STATED PROBLEM: Pick out all lines of the entries that include the word "skotském" and copy them.
+ + + +
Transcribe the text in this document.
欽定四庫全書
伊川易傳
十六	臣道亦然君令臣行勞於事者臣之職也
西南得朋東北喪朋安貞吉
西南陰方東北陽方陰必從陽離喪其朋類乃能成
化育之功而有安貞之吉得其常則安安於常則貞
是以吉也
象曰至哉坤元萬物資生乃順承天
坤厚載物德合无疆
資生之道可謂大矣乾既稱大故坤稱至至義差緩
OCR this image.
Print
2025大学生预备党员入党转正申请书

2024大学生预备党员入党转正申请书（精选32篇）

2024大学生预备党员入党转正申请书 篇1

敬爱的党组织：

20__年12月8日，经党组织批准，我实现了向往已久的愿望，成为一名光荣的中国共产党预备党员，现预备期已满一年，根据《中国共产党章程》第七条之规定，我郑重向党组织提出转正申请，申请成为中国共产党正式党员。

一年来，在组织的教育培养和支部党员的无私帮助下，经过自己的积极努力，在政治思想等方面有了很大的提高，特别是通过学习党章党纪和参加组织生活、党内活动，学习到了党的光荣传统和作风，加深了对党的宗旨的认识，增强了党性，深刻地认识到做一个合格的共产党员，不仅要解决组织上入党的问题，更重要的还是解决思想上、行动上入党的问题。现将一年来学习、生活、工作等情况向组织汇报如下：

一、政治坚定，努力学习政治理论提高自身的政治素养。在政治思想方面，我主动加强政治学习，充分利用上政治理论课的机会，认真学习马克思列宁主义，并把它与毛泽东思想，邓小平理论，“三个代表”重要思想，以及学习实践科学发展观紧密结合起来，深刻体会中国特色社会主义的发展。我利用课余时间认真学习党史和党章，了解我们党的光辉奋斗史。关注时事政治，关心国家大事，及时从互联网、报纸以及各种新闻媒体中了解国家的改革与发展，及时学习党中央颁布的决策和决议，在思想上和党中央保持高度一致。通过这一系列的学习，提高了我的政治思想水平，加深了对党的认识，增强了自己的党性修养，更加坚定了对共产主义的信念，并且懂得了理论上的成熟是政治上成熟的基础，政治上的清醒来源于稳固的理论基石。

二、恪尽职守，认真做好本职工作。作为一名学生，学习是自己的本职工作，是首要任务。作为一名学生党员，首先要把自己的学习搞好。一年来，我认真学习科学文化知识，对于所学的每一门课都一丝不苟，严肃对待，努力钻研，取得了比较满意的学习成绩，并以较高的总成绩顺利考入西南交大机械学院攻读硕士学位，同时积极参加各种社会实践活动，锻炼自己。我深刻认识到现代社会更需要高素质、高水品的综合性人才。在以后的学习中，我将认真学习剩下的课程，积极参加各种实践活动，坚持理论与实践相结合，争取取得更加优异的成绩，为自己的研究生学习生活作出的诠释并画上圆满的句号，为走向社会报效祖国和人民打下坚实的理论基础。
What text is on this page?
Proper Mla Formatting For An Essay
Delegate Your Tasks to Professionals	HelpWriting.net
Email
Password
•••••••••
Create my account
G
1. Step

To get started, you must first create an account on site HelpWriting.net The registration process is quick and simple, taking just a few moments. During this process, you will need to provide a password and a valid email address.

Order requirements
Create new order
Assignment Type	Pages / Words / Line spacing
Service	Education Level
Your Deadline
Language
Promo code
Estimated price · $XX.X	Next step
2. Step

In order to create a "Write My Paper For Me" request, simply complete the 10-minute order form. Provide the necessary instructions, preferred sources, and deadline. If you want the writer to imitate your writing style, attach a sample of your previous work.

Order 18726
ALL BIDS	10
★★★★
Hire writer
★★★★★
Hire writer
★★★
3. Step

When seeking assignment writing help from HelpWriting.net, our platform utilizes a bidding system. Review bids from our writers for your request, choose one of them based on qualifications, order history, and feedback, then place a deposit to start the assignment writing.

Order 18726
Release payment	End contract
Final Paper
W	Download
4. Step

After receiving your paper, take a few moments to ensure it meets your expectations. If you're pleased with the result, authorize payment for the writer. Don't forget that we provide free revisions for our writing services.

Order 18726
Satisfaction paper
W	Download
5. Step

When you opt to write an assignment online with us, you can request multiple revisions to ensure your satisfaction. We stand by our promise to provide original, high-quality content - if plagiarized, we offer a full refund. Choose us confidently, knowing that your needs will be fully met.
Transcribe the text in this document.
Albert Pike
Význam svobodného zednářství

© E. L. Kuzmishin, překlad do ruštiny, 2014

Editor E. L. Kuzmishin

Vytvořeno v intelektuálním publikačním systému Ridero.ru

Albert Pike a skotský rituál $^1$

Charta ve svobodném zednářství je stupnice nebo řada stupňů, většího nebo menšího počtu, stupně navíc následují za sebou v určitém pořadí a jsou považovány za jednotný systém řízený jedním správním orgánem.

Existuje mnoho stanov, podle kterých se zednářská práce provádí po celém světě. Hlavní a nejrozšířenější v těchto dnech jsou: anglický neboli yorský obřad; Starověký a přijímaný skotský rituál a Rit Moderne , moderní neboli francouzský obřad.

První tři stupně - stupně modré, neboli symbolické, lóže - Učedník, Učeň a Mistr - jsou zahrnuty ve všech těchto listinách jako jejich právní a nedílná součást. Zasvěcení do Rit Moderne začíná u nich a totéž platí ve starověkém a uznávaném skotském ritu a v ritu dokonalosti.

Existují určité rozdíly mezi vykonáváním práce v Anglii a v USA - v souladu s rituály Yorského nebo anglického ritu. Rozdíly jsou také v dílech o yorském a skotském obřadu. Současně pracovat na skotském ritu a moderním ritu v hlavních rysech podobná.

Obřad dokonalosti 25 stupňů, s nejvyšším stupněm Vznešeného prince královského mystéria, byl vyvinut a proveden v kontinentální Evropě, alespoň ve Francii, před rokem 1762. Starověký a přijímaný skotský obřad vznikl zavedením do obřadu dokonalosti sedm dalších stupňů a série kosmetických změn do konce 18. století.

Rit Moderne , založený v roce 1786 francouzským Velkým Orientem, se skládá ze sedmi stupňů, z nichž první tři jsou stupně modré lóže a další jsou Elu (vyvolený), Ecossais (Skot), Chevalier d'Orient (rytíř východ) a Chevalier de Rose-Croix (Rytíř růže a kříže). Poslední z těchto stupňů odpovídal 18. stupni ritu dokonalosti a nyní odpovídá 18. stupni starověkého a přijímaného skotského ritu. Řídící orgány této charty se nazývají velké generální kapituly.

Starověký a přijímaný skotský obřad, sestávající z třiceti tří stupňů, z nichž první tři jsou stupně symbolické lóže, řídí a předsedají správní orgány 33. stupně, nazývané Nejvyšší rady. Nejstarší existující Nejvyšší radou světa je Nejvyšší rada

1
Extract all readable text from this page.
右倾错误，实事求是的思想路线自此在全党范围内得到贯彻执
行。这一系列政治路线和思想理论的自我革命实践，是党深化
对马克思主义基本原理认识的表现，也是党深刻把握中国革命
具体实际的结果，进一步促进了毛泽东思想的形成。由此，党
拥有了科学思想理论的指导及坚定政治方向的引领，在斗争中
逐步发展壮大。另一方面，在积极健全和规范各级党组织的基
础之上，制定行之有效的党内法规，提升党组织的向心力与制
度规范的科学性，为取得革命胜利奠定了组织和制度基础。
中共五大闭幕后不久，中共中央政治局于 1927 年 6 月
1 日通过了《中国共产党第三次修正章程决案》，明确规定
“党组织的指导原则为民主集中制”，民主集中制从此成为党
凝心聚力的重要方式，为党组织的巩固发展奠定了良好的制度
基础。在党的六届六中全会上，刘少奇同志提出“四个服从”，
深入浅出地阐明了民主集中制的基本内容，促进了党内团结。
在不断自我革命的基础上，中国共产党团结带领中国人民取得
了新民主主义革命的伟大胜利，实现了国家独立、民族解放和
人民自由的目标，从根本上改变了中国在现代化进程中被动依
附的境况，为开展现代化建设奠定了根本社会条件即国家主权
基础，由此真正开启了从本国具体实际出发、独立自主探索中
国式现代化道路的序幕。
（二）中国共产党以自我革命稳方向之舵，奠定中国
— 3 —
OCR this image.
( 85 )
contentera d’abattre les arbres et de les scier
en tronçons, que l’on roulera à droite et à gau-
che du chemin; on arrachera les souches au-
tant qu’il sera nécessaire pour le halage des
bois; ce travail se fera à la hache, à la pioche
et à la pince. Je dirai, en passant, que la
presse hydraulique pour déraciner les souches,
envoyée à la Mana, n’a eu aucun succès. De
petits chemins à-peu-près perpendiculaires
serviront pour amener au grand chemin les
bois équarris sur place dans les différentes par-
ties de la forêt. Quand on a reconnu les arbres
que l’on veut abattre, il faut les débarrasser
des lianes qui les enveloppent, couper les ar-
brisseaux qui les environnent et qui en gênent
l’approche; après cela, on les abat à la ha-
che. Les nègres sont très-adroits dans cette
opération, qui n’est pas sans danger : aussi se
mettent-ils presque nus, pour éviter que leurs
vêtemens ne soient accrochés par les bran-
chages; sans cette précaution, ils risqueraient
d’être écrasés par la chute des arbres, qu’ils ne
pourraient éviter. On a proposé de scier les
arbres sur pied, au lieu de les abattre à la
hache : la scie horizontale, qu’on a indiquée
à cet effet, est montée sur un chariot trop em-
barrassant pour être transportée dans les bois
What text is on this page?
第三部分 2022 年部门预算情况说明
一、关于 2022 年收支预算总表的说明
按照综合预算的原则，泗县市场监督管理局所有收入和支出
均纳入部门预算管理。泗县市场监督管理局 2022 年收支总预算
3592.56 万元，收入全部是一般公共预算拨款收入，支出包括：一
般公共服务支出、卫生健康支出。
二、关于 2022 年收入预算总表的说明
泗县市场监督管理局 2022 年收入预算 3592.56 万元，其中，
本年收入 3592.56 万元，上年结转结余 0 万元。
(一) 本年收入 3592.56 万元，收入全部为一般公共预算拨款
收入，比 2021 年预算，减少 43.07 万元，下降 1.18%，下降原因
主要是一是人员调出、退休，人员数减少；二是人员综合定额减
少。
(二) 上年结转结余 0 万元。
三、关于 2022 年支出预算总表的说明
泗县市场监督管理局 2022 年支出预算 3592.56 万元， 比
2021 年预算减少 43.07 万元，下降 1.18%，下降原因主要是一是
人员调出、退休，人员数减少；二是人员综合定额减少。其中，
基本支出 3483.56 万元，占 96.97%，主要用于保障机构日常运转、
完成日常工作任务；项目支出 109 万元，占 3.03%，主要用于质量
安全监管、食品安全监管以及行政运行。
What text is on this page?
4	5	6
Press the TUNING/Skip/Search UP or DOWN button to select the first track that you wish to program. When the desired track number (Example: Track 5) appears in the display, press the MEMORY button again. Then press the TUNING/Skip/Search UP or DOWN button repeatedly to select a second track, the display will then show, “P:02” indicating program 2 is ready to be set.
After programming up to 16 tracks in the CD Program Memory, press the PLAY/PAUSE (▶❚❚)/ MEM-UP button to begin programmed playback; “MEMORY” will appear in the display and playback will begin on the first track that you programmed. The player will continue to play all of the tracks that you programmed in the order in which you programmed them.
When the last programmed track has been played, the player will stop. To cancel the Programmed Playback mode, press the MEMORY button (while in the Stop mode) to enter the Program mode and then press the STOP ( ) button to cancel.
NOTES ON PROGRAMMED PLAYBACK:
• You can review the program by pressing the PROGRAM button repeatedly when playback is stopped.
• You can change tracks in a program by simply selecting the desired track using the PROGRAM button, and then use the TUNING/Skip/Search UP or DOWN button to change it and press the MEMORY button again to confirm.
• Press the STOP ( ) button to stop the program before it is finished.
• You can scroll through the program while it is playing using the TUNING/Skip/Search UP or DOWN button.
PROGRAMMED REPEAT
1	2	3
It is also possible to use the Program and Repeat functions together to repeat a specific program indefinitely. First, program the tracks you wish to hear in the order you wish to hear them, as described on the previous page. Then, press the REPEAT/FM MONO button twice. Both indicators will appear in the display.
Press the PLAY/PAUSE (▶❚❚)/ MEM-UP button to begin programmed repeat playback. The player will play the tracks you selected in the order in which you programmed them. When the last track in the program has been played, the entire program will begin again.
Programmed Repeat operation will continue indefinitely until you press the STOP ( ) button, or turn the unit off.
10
+ + + +
EXPECTED ANSWER:
První tři stupně - stupně modré, neboli symbolické, lóže - Učedník, Učeň a Mistr - jsou zahrnuty ve všech těchto listinách jako jejich právní a nedílná součást. Zasvěcení do Rit Moderne začíná u nich a totéž platí ve starověkém a uznávaném skotském ritu a v ritu dokonalosti.
Existují určité rozdíly mezi vykonáváním práce v Anglii a v USA - v souladu s rituály Yorského nebo anglického ritu. Rozdíly jsou také v dílech o yorském a skotském obřadu. Současně pracovat na skotském ritu a moderním ritu v hlavních rysech podobná.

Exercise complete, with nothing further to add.